WORK TO COMPLETE »
Copy the material below word for word, starting at its first line and ending with the line that contains "Enumerate the UI". Stop after that line.

* * * *

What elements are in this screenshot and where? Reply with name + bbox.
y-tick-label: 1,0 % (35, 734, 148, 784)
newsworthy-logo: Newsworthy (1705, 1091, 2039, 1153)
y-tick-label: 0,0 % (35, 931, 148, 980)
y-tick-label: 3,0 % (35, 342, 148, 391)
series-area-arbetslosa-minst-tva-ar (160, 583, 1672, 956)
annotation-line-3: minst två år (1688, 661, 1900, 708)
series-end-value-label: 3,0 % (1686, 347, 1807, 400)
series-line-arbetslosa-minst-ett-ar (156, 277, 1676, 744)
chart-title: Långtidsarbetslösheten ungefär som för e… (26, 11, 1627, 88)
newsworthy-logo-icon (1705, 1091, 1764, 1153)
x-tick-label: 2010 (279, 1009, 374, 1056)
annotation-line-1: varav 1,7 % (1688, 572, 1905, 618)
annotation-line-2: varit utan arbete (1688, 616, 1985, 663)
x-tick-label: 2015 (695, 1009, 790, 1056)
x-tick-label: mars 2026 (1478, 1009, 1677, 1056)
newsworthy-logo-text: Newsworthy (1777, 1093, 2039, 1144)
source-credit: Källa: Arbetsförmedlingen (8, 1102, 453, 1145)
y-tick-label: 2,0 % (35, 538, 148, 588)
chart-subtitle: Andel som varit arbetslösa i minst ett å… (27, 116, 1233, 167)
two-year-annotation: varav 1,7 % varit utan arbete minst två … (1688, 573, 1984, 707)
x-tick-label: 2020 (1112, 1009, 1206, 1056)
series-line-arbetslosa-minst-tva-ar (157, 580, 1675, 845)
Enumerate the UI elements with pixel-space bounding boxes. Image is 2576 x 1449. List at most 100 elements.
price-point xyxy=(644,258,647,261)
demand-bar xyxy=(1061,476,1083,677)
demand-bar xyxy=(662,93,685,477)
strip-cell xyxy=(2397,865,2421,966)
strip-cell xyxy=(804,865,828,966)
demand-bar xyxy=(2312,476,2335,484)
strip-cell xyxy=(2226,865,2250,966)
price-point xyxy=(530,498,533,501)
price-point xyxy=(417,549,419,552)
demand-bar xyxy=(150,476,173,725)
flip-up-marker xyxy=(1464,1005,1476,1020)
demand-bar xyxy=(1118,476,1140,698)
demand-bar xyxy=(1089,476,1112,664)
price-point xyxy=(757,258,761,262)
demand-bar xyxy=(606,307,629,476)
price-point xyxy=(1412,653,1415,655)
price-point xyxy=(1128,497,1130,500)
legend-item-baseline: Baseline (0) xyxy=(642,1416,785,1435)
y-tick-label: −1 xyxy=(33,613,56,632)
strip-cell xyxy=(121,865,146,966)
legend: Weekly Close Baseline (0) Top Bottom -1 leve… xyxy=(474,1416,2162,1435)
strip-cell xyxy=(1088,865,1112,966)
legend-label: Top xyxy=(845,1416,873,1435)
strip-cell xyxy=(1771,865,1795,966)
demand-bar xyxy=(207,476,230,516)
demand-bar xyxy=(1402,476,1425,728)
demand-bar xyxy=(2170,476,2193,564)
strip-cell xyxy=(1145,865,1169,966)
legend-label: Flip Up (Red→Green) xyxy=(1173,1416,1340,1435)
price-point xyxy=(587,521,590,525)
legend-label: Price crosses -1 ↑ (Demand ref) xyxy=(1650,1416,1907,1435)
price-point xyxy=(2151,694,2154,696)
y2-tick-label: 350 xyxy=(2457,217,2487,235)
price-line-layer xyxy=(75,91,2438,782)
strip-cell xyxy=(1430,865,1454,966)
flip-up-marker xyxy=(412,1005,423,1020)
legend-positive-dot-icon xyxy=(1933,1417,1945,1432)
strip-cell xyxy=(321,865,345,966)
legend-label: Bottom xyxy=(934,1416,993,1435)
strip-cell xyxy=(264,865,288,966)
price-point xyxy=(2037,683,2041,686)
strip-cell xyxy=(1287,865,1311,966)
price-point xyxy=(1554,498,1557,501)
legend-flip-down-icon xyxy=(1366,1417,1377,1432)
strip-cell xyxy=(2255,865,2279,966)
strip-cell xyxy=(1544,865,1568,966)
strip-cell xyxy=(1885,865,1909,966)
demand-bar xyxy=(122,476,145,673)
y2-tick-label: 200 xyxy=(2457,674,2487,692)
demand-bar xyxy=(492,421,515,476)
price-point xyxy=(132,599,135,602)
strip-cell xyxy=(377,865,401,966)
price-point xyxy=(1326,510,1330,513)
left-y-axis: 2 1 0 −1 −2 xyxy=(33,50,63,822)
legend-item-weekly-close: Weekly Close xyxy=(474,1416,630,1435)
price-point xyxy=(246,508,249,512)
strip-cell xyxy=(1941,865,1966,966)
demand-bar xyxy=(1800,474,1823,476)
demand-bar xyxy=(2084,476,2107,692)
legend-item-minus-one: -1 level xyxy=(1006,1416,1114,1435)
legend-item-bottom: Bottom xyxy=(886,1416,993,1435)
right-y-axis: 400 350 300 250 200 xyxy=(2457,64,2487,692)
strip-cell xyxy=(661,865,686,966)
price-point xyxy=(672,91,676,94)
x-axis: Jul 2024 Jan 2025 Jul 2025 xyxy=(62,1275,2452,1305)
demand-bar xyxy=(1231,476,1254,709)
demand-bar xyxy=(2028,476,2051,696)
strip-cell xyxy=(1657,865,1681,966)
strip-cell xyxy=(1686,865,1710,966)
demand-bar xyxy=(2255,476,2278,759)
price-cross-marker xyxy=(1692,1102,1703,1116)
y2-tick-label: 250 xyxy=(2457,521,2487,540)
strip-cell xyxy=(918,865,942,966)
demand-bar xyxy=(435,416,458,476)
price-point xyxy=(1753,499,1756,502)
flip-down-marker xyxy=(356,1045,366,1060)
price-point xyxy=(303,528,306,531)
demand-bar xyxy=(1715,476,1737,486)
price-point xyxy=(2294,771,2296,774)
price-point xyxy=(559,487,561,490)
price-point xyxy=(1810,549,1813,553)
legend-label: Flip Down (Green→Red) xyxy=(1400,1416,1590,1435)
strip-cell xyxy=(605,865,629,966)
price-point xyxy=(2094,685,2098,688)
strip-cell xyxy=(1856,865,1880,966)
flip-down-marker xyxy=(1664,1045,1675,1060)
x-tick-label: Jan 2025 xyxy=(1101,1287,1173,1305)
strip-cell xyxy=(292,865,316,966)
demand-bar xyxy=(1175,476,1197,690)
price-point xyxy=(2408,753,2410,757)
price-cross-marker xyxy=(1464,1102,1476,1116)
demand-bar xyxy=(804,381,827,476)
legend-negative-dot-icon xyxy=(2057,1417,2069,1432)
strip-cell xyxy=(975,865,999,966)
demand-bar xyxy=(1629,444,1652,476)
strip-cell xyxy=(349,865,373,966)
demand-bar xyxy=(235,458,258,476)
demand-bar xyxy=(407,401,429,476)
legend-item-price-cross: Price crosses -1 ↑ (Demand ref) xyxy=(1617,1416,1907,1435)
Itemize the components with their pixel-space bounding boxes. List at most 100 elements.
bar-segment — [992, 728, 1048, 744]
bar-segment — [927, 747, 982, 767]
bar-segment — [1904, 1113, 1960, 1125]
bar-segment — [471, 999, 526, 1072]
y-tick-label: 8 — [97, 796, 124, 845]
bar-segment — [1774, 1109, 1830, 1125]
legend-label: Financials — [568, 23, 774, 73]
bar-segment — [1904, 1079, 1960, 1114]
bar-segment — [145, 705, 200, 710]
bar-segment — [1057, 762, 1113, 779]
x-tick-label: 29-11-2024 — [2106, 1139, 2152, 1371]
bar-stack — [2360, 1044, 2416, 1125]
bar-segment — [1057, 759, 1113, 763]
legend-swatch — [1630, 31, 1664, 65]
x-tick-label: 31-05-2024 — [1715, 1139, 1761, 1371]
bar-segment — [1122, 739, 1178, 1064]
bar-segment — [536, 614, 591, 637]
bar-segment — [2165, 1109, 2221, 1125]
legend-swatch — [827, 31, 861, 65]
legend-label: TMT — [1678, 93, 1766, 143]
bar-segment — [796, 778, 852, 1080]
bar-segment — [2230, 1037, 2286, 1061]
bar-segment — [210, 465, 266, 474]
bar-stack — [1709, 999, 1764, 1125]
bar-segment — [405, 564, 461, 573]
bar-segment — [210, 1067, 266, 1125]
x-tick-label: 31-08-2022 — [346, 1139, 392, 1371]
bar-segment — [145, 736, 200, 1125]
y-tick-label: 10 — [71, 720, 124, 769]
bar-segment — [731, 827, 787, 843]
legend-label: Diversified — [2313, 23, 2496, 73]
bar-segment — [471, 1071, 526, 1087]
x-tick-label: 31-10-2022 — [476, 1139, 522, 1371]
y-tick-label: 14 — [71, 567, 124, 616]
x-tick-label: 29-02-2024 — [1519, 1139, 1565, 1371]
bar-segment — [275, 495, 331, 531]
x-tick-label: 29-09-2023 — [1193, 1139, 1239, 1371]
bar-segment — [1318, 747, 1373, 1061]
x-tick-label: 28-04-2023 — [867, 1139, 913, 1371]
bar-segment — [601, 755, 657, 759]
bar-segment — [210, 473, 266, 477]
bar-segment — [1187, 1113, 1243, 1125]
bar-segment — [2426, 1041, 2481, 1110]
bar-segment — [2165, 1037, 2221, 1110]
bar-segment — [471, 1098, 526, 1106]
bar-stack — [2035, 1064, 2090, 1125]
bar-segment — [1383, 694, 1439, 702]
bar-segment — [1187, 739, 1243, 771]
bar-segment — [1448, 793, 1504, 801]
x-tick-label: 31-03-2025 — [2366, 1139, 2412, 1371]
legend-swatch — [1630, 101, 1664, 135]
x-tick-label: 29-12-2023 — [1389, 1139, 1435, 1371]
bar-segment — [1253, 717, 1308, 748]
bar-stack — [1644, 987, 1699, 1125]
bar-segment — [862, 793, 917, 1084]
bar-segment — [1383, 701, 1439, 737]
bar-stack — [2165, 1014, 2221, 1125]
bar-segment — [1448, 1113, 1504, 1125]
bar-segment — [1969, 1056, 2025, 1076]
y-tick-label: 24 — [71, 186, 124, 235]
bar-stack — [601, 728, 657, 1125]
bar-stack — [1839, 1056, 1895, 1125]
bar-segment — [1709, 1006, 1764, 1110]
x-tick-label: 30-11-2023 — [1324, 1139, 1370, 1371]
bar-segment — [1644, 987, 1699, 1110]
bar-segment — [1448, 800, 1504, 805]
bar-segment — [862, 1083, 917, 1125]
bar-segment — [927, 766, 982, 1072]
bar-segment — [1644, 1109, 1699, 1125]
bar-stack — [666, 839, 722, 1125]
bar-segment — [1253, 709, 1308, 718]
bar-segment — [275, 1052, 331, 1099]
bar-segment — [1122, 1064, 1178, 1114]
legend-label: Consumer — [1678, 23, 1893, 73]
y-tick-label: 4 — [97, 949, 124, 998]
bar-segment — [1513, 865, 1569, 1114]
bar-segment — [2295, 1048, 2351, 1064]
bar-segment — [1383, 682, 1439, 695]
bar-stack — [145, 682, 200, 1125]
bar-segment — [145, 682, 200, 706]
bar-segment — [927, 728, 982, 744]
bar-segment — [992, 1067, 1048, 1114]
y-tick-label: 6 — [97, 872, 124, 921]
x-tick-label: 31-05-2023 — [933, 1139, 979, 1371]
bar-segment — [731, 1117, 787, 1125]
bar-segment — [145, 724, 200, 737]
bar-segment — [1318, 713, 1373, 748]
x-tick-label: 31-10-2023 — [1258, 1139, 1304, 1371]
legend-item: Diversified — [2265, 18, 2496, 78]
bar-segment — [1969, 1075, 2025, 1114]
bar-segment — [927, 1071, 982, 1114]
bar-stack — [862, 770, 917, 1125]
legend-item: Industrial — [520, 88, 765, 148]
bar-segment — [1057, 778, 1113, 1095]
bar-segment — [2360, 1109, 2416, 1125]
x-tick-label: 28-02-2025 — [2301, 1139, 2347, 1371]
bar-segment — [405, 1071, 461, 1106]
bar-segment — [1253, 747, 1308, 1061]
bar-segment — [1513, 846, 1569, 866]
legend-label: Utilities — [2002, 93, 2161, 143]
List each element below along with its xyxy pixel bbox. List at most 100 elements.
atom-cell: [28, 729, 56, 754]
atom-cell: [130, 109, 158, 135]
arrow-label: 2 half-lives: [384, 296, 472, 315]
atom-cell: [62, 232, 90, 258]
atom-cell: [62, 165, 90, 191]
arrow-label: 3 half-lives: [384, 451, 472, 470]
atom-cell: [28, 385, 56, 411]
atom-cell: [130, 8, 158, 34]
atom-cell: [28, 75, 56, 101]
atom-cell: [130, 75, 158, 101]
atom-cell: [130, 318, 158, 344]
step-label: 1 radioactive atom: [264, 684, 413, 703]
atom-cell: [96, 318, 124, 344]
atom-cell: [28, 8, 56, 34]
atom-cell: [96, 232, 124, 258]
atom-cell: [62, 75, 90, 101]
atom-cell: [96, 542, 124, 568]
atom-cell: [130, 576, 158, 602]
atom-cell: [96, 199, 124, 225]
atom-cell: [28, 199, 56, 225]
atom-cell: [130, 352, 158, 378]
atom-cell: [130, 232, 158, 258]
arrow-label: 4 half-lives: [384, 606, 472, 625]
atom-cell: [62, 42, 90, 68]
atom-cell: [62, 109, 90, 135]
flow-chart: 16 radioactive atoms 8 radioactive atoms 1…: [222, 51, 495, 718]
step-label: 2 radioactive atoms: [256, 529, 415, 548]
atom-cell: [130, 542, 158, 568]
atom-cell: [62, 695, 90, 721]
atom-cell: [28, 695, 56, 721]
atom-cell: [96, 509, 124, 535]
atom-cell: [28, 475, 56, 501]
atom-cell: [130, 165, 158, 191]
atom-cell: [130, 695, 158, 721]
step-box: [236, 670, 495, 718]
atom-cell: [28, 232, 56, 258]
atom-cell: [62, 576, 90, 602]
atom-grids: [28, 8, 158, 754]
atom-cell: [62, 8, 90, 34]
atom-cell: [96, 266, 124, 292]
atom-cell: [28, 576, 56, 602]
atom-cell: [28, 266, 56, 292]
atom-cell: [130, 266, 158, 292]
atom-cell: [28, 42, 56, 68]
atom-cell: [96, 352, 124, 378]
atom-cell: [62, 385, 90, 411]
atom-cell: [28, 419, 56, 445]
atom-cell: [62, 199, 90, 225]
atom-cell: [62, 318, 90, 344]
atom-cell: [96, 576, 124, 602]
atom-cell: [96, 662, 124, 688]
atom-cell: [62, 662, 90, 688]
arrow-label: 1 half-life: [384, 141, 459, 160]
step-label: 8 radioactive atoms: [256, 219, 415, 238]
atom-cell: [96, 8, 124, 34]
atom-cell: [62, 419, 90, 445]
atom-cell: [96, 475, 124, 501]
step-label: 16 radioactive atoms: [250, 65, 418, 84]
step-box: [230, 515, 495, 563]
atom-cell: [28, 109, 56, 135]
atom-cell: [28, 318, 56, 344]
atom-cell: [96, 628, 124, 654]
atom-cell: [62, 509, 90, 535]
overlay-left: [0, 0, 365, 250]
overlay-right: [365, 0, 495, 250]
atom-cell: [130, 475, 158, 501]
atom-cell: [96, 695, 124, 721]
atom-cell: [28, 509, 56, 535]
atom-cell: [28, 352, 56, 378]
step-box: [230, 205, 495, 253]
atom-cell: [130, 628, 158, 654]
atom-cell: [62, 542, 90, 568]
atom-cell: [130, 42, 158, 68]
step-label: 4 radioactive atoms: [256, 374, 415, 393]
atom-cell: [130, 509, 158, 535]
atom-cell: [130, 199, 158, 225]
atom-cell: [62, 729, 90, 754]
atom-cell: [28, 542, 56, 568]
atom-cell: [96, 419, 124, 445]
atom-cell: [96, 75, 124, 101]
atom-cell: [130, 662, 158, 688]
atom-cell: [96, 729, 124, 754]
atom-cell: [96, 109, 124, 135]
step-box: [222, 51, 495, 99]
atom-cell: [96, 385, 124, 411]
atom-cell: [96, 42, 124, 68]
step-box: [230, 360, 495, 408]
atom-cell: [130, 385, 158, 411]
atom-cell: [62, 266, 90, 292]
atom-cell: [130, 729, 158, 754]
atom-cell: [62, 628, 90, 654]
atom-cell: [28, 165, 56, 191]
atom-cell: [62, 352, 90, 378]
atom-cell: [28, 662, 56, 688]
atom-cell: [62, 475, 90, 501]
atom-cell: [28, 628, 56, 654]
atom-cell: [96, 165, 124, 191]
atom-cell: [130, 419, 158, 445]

* * * *

WRITTEN ANSWER »
What elements are in this screenshot and where? Reply with name + bbox.
y-tick-label: 1,0 % (35, 734, 148, 784)
newsworthy-logo: Newsworthy (1705, 1091, 2039, 1153)
y-tick-label: 0,0 % (35, 931, 148, 980)
y-tick-label: 3,0 % (35, 342, 148, 391)
series-area-arbetslosa-minst-tva-ar (160, 583, 1672, 956)
annotation-line-3: minst två år (1688, 661, 1900, 708)
series-end-value-label: 3,0 % (1686, 347, 1807, 400)
series-line-arbetslosa-minst-ett-ar (156, 277, 1676, 744)
chart-title: Långtidsarbetslösheten ungefär som för e… (26, 11, 1627, 88)
newsworthy-logo-icon (1705, 1091, 1764, 1153)
x-tick-label: 2010 (279, 1009, 374, 1056)
annotation-line-1: varav 1,7 % (1688, 572, 1905, 618)
annotation-line-2: varit utan arbete (1688, 616, 1985, 663)
x-tick-label: 2015 (695, 1009, 790, 1056)
x-tick-label: mars 2026 (1478, 1009, 1677, 1056)
newsworthy-logo-text: Newsworthy (1777, 1093, 2039, 1144)
source-credit: Källa: Arbetsförmedlingen (8, 1102, 453, 1145)
y-tick-label: 2,0 % (35, 538, 148, 588)
chart-subtitle: Andel som varit arbetslösa i minst ett å… (27, 116, 1233, 167)
two-year-annotation: varav 1,7 % varit utan arbete minst två … (1688, 573, 1984, 707)
x-tick-label: 2020 (1112, 1009, 1206, 1056)
series-line-arbetslosa-minst-tva-ar (157, 580, 1675, 845)
Enumerate the UI elements with pixel-space bounding boxes. Image is 2576 x 1449. List at most 100 elements.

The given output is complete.